**Description of the task**
Give an exact copy of every line, leaving images out.

[Items from a data source]
▼▼▼
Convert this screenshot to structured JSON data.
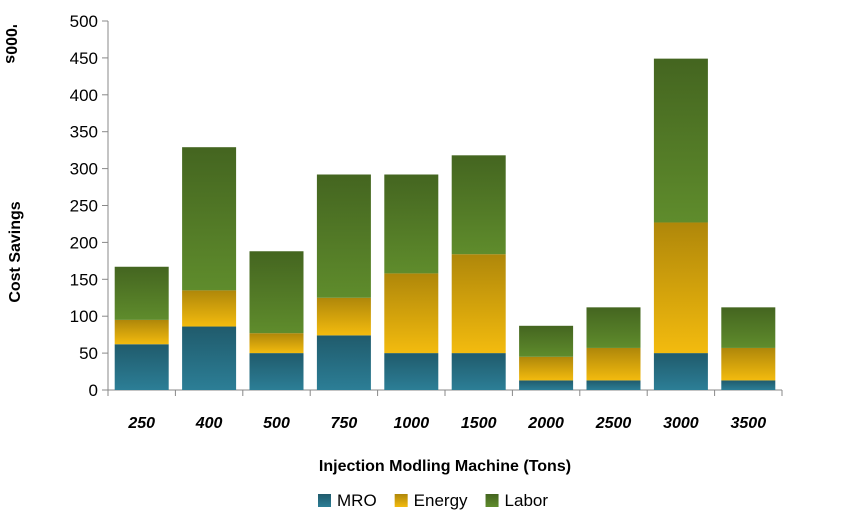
{
  "chart_data": {
    "type": "bar",
    "stacked": true,
    "categories": [
      "250",
      "400",
      "500",
      "750",
      "1000",
      "1500",
      "2000",
      "2500",
      "3000",
      "3500"
    ],
    "series": [
      {
        "name": "MRO",
        "color": "#2c7e96",
        "values": [
          62,
          86,
          50,
          74,
          50,
          50,
          13,
          13,
          50,
          13
        ]
      },
      {
        "name": "Energy",
        "color": "#f3bb0e",
        "values": [
          33,
          49,
          27,
          51,
          108,
          134,
          32,
          44,
          177,
          44
        ]
      },
      {
        "name": "Labor",
        "color": "#5f8c2c",
        "values": [
          72,
          194,
          111,
          167,
          134,
          134,
          42,
          55,
          222,
          55
        ]
      }
    ],
    "title": "",
    "xlabel": "Injection Modling Machine (Tons)",
    "ylabel": "Cost Savings",
    "y_unit_label": "'000s",
    "ylim": [
      0,
      500
    ],
    "yticks": [
      0,
      50,
      100,
      150,
      200,
      250,
      300,
      350,
      400,
      450,
      500
    ],
    "grid": false,
    "legend_position": "bottom"
  }
}
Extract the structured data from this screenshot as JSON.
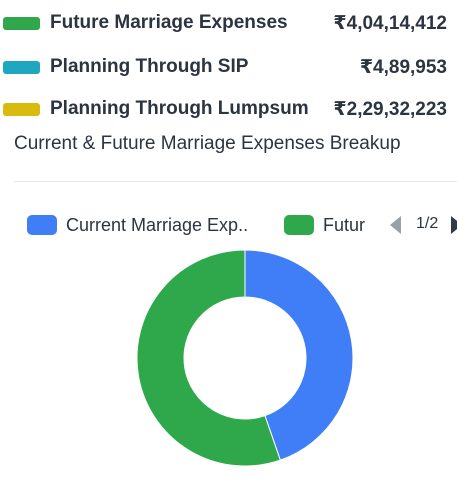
{
  "summary": {
    "items": [
      {
        "label": "Future Marriage Expenses",
        "value": "₹4,04,14,412",
        "color": "#2ea84a"
      },
      {
        "label": "Planning Through SIP",
        "value": "₹4,89,953",
        "color": "#1fa7c2"
      },
      {
        "label": "Planning Through Lumpsum",
        "value": "₹2,29,32,223",
        "color": "#d8bb0c"
      }
    ]
  },
  "chart_data": {
    "type": "pie",
    "title": "Current & Future Marriage Expenses Breakup",
    "donut": true,
    "legend": {
      "placement": "top",
      "entries": [
        {
          "label": "Current Marriage Exp..",
          "color": "#3f7ef7"
        },
        {
          "label": "Futur",
          "color": "#2ea84a"
        }
      ],
      "page_indicator": "1/2"
    },
    "slices": [
      {
        "share": 0.447,
        "color": "#3f7ef7"
      },
      {
        "share": 0.553,
        "color": "#2ea84a"
      }
    ]
  }
}
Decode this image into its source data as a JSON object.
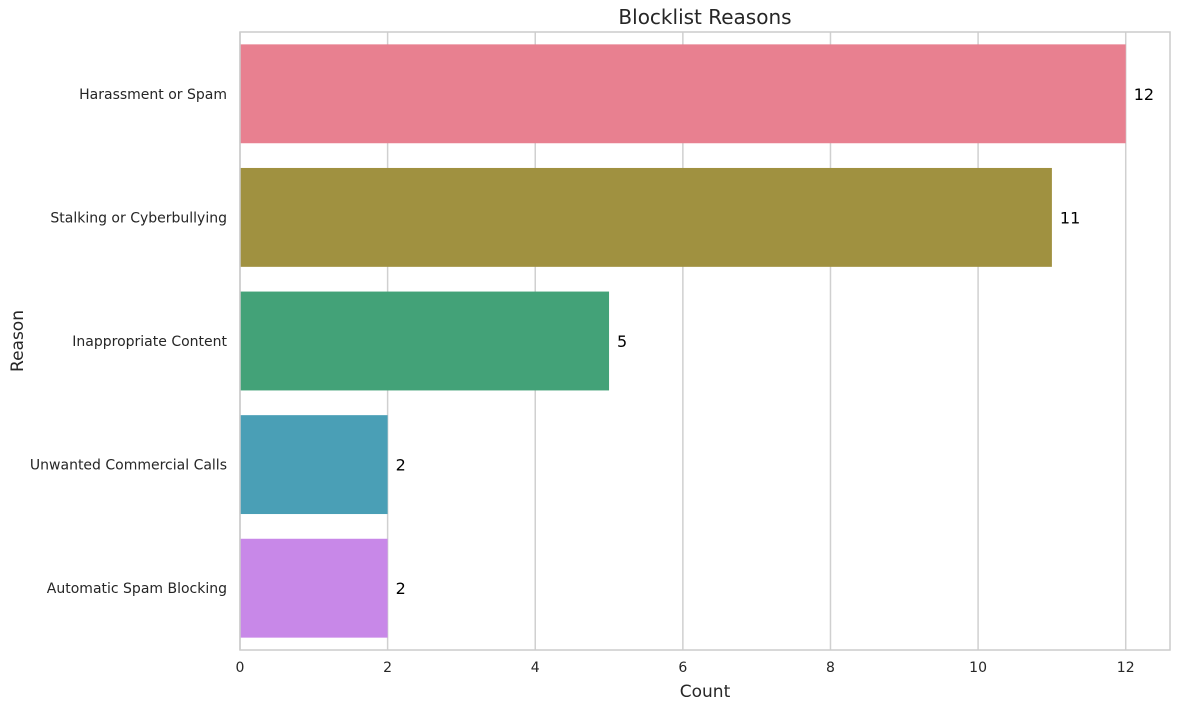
▲▲▲
**Exercise solution**
Convert this screenshot to structured JSON data.
{
  "chart_data": {
    "type": "bar",
    "stacked": true,
    "categories": [
      "250",
      "400",
      "500",
      "750",
      "1000",
      "1500",
      "2000",
      "2500",
      "3000",
      "3500"
    ],
    "series": [
      {
        "name": "MRO",
        "color": "#2c7e96",
        "values": [
          62,
          86,
          50,
          74,
          50,
          50,
          13,
          13,
          50,
          13
        ]
      },
      {
        "name": "Energy",
        "color": "#f3bb0e",
        "values": [
          33,
          49,
          27,
          51,
          108,
          134,
          32,
          44,
          177,
          44
        ]
      },
      {
        "name": "Labor",
        "color": "#5f8c2c",
        "values": [
          72,
          194,
          111,
          167,
          134,
          134,
          42,
          55,
          222,
          55
        ]
      }
    ],
    "title": "",
    "xlabel": "Injection Modling Machine (Tons)",
    "ylabel": "Cost Savings",
    "y_unit_label": "'000s",
    "ylim": [
      0,
      500
    ],
    "yticks": [
      0,
      50,
      100,
      150,
      200,
      250,
      300,
      350,
      400,
      450,
      500
    ],
    "grid": false,
    "legend_position": "bottom"
  }
}
Extract the structured data from this screenshot as JSON.
{
  "summary": {
    "items": [
      {
        "label": "Future Marriage Expenses",
        "value": "₹4,04,14,412",
        "color": "#2ea84a"
      },
      {
        "label": "Planning Through SIP",
        "value": "₹4,89,953",
        "color": "#1fa7c2"
      },
      {
        "label": "Planning Through Lumpsum",
        "value": "₹2,29,32,223",
        "color": "#d8bb0c"
      }
    ]
  },
  "chart_data": {
    "type": "pie",
    "title": "Current & Future Marriage Expenses Breakup",
    "donut": true,
    "legend": {
      "placement": "top",
      "entries": [
        {
          "label": "Current Marriage Exp..",
          "color": "#3f7ef7"
        },
        {
          "label": "Futur",
          "color": "#2ea84a"
        }
      ],
      "page_indicator": "1/2"
    },
    "slices": [
      {
        "share": 0.447,
        "color": "#3f7ef7"
      },
      {
        "share": 0.553,
        "color": "#2ea84a"
      }
    ]
  }
}
Decode this image into its source data as a JSON object.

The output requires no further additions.